• [DIRECTIONS] Scan the data below for the string "μεταξύ". Show every line where it turns up.

• [INPUT FOR THIS TASK]
* Start *
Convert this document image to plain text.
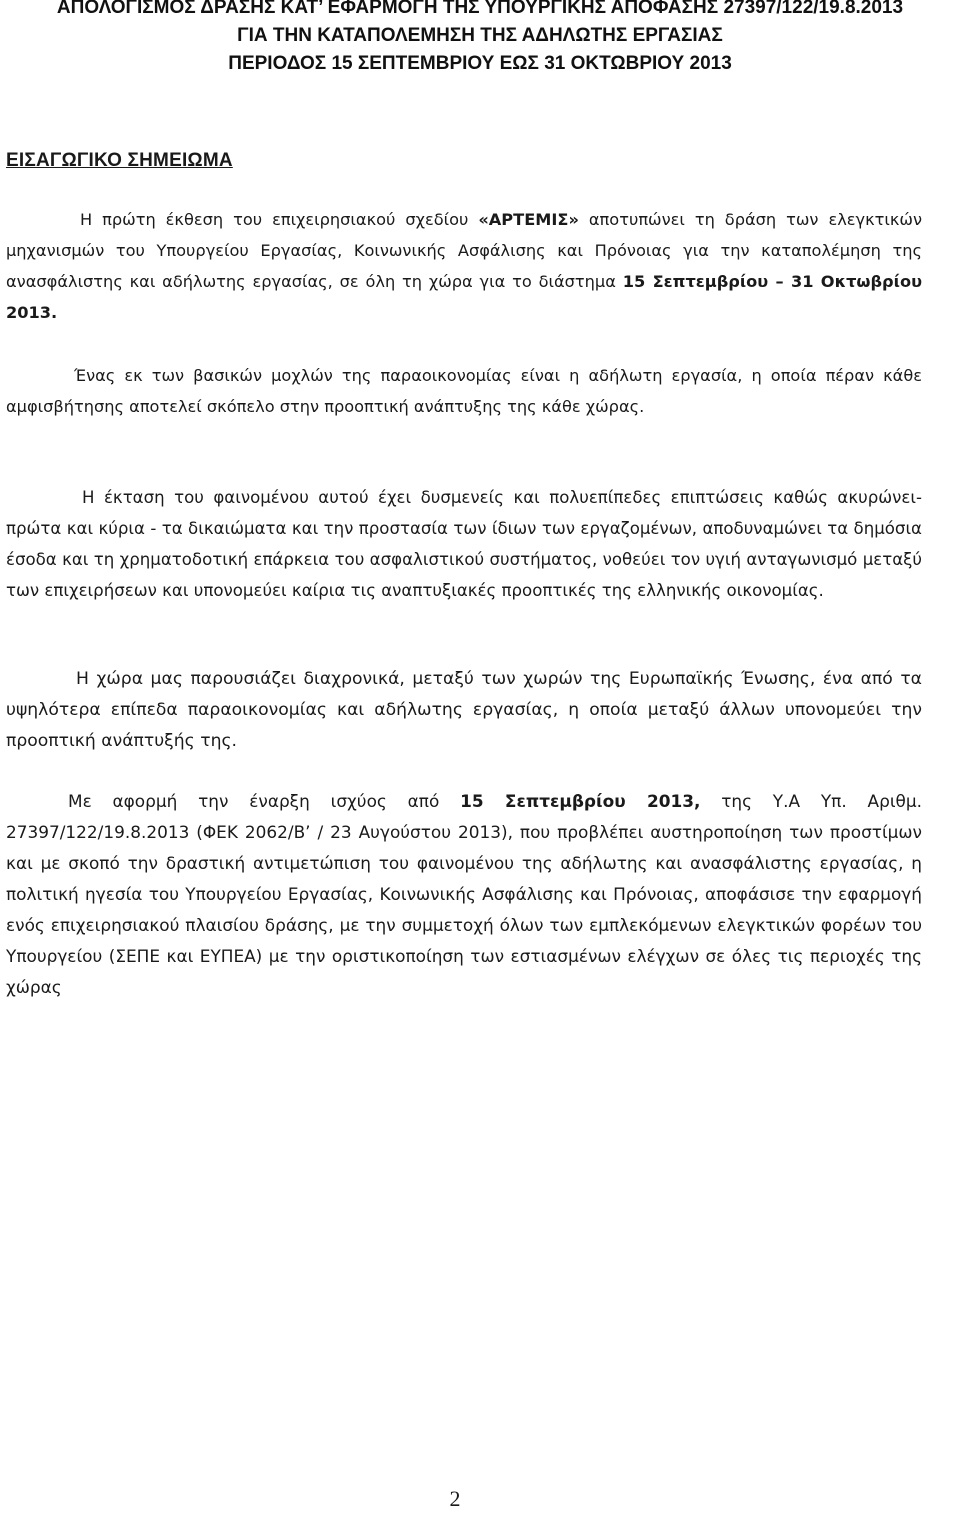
ΑΠΟΛΟΓΙΣΜΟΣ ΔΡΑΣΗΣ ΚΑΤ’ ΕΦΑΡΜΟΓΗ ΤΗΣ ΥΠΟΥΡΓΙΚΗΣ ΑΠΟΦΑΣΗΣ 27397/122/19.8.2013
ΓΙΑ ΤΗΝ ΚΑΤΑΠΟΛΕΜΗΣΗ ΤΗΣ ΑΔΗΛΩΤΗΣ ΕΡΓΑΣΙΑΣ
ΠΕΡΙΟΔΟΣ 15 ΣΕΠΤΕΜΒΡΙΟΥ ΕΩΣ 31 ΟΚΤΩΒΡΙΟΥ 2013
ΕΙΣΑΓΩΓΙΚΟ ΣΗΜΕΙΩΜΑ

Η πρώτη έκθεση του επιχειρησιακού σχεδίου «ΑΡΤΕΜΙΣ» αποτυπώνει τη δράση των ελεγκτικών μηχανισμών του Υπουργείου Εργασίας, Κοινωνικής Ασφάλισης και Πρόνοιας για την καταπολέμηση της ανασφάλιστης και αδήλωτης εργασίας, σε όλη τη χώρα για το διάστημα 15 Σεπτεμβρίου – 31 Οκτωβρίου 2013.

Ένας εκ των βασικών μοχλών της παραοικονομίας είναι η αδήλωτη εργασία, η οποία πέραν κάθε αμφισβήτησης αποτελεί σκόπελο στην προοπτική ανάπτυξης της κάθε χώρας.

Η έκταση του φαινομένου αυτού έχει δυσμενείς και πολυεπίπεδες επιπτώσεις καθώς ακυρώνει- πρώτα και κύρια - τα δικαιώματα και την προστασία των ίδιων των εργαζομένων, αποδυναμώνει τα δημόσια έσοδα και τη χρηματοδοτική επάρκεια του ασφαλιστικού συστήματος, νοθεύει τον υγιή ανταγωνισμό μεταξύ των επιχειρήσεων και υπονομεύει καίρια τις αναπτυξιακές προοπτικές της ελληνικής οικονομίας.

Η χώρα μας παρουσιάζει διαχρονικά, μεταξύ των χωρών της Ευρωπαϊκής Ένωσης, ένα από τα υψηλότερα επίπεδα παραοικονομίας και αδήλωτης εργασίας, η οποία μεταξύ άλλων υπονομεύει την προοπτική ανάπτυξής της.

Με αφορμή την έναρξη ισχύος από 15 Σεπτεμβρίου 2013, της Υ.Α Υπ. Αριθμ. 27397/122/19.8.2013 (ΦΕΚ 2062/Β’ / 23 Αυγούστου 2013), που προβλέπει αυστηροποίηση των προστίμων και με σκοπό την δραστική αντιμετώπιση του φαινομένου της αδήλωτης και ανασφάλιστης εργασίας, η πολιτική ηγεσία του Υπουργείου Εργασίας, Κοινωνικής Ασφάλισης και Πρόνοιας, αποφάσισε την εφαρμογή ενός επιχειρησιακού πλαισίου δράσης, με την συμμετοχή όλων των εμπλεκόμενων ελεγκτικών φορέων του Υπουργείου (ΣΕΠΕ και ΕΥΠΕΑ) με την οριστικοποίηση των εστιασμένων ελέγχων σε όλες τις περιοχές της χώρας

2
* End *
• [SOLUTION TO THE PROBLEM]
Η έκταση του φαινομένου αυτού έχει δυσμενείς και πολυεπίπεδες επιπτώσεις καθώς ακυρώνει- πρώτα και κύρια - τα δικαιώματα και την προστασία των ίδιων των εργαζομένων, αποδυναμώνει τα δημόσια έσοδα και τη χρηματοδοτική επάρκεια του ασφαλιστικού συστήματος, νοθεύει τον υγιή ανταγωνισμό μεταξύ των επιχειρήσεων και υπονομεύει καίρια τις αναπτυξιακές προοπτικές της ελληνικής οικονομίας.
Η χώρα μας παρουσιάζει διαχρονικά, μεταξύ των χωρών της Ευρωπαϊκής Ένωσης, ένα από τα υψηλότερα επίπεδα παραοικονομίας και αδήλωτης εργασίας, η οποία μεταξύ άλλων υπονομεύει την προοπτική ανάπτυξής της.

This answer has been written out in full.